• PROBLEM REQUIREMENTS:
Locate the string "Global" throughout the material and copy every line in which it occurs.

• GIVEN RECORDS:
● ● ● ●

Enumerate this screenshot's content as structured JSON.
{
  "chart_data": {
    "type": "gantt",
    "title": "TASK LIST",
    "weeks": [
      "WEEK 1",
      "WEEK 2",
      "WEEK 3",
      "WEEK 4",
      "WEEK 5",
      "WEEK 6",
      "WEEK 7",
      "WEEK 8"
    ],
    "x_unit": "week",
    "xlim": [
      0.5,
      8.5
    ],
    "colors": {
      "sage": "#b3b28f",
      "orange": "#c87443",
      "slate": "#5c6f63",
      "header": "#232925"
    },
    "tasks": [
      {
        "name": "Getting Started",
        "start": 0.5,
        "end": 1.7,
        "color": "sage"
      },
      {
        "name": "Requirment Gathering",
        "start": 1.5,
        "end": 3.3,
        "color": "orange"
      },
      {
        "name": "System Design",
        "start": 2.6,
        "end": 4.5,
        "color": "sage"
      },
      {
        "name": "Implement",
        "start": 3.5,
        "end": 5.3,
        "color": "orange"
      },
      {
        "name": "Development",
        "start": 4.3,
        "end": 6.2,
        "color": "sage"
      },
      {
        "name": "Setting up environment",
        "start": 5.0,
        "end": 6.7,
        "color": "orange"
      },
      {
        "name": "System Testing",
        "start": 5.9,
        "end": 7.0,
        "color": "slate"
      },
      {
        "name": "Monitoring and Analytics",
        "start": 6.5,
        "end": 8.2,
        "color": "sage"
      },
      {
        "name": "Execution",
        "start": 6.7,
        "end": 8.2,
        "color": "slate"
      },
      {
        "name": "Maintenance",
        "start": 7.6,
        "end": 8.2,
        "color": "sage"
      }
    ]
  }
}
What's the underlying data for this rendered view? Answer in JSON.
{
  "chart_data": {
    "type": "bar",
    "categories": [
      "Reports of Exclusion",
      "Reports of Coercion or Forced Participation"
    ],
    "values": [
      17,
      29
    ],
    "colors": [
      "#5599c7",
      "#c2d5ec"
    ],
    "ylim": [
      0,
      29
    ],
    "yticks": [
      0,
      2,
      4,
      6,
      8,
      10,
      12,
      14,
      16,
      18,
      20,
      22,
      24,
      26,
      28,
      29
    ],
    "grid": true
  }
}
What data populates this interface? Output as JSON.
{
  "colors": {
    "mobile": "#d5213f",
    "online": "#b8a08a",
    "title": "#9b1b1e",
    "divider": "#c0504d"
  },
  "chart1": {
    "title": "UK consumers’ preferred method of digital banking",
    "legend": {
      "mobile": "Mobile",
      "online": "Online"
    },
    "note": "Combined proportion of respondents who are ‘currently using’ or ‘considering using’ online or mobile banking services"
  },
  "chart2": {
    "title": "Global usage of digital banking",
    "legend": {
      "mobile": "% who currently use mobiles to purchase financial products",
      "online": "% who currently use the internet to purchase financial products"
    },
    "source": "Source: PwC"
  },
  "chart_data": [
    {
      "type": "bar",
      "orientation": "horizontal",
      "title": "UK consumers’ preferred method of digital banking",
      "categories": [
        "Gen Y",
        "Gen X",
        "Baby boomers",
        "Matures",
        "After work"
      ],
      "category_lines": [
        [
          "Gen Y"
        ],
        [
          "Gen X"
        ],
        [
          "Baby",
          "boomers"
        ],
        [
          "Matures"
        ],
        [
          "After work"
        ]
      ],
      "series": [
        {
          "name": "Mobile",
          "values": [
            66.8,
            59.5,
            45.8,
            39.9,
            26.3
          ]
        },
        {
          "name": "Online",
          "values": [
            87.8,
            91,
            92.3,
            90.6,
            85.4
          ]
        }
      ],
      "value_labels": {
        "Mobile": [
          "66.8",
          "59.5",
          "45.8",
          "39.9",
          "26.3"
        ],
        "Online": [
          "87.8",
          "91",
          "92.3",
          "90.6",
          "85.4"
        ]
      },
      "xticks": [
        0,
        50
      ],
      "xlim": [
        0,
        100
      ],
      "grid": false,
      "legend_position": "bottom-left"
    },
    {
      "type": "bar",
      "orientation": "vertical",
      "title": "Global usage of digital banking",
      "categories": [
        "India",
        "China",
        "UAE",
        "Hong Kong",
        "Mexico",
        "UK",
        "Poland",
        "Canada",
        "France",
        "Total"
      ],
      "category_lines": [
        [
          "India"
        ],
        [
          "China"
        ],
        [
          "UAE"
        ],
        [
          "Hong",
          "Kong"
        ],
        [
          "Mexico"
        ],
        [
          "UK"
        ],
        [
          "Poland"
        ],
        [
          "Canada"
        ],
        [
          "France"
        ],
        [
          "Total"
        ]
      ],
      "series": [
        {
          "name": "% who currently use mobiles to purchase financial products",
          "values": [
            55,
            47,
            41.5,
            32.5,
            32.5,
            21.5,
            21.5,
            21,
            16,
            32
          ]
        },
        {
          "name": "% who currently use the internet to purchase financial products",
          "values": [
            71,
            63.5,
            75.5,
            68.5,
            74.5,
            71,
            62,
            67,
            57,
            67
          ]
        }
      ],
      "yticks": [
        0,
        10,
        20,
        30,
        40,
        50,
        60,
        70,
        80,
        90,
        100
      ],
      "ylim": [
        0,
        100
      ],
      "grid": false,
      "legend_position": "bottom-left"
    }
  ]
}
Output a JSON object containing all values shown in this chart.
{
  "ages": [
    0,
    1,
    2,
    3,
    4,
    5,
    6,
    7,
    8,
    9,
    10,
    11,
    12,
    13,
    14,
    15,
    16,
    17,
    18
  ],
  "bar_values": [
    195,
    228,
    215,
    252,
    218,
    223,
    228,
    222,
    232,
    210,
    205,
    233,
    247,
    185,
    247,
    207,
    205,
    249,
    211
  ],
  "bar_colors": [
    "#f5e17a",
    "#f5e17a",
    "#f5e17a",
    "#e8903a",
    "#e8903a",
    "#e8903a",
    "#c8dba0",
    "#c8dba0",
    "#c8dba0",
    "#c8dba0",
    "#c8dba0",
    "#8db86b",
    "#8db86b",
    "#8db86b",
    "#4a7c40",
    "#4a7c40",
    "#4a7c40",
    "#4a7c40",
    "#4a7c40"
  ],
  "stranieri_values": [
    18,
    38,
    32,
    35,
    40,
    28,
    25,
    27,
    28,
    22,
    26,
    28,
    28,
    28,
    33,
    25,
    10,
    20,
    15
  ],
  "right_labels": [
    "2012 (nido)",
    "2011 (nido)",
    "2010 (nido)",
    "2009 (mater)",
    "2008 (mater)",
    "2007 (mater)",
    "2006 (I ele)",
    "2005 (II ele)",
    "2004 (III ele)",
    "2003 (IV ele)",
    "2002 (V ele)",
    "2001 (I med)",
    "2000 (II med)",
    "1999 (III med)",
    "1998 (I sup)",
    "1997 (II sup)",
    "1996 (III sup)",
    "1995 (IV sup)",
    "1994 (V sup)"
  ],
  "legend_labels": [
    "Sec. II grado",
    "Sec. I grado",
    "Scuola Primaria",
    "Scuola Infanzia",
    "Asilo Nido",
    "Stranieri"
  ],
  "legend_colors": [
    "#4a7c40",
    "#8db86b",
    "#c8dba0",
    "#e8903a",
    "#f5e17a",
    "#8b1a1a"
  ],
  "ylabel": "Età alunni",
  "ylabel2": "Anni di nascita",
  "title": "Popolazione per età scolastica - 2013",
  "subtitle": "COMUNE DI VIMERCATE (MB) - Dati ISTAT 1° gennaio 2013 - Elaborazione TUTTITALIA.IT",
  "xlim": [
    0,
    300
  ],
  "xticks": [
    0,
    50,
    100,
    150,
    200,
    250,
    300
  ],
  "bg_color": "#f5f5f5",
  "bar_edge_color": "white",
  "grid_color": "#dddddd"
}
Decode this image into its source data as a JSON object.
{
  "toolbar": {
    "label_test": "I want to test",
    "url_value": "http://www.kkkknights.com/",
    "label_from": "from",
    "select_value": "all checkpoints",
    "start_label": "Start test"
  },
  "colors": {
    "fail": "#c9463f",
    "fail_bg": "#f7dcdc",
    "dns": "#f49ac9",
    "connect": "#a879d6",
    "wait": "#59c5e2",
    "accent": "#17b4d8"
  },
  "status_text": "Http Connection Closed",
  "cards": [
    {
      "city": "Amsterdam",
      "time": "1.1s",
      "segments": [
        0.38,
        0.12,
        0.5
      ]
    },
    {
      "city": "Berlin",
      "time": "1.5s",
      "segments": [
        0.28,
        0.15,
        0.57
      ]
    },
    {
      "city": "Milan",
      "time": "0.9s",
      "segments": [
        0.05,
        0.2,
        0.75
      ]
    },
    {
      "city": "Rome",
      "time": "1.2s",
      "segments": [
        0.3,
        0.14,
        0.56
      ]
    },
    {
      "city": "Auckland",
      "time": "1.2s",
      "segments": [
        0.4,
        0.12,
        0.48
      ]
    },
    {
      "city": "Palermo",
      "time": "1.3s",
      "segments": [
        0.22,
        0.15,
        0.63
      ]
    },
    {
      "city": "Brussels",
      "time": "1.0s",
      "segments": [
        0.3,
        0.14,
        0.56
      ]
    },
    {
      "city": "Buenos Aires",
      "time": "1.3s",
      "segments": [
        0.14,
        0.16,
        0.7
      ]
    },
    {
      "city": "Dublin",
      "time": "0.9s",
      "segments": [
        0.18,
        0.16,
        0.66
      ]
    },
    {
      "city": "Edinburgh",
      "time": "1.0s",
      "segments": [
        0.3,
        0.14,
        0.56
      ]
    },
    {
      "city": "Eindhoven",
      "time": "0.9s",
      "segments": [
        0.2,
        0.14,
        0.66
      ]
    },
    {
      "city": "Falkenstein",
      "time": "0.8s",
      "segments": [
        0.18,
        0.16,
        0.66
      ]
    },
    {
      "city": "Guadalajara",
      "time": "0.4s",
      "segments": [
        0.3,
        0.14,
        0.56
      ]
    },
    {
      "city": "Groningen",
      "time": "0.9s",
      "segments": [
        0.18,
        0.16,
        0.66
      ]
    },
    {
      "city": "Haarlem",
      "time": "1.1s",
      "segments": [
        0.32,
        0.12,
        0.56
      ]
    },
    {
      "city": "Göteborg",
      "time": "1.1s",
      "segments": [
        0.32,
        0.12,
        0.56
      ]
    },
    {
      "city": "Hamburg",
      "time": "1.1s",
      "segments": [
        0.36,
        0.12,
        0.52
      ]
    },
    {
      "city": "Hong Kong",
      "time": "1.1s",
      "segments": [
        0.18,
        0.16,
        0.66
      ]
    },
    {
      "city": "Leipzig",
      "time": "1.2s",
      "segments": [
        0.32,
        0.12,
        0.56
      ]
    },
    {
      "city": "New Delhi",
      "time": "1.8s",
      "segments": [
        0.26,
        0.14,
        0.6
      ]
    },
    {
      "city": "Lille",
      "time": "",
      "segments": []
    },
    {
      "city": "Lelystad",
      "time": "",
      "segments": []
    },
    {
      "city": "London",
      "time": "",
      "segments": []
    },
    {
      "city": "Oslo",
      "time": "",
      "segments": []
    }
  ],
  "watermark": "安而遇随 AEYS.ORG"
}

● ● ● ●

• THE COMPLETED TASK:
    "title": "Global usage of digital banking",
      "title": "Global usage of digital banking",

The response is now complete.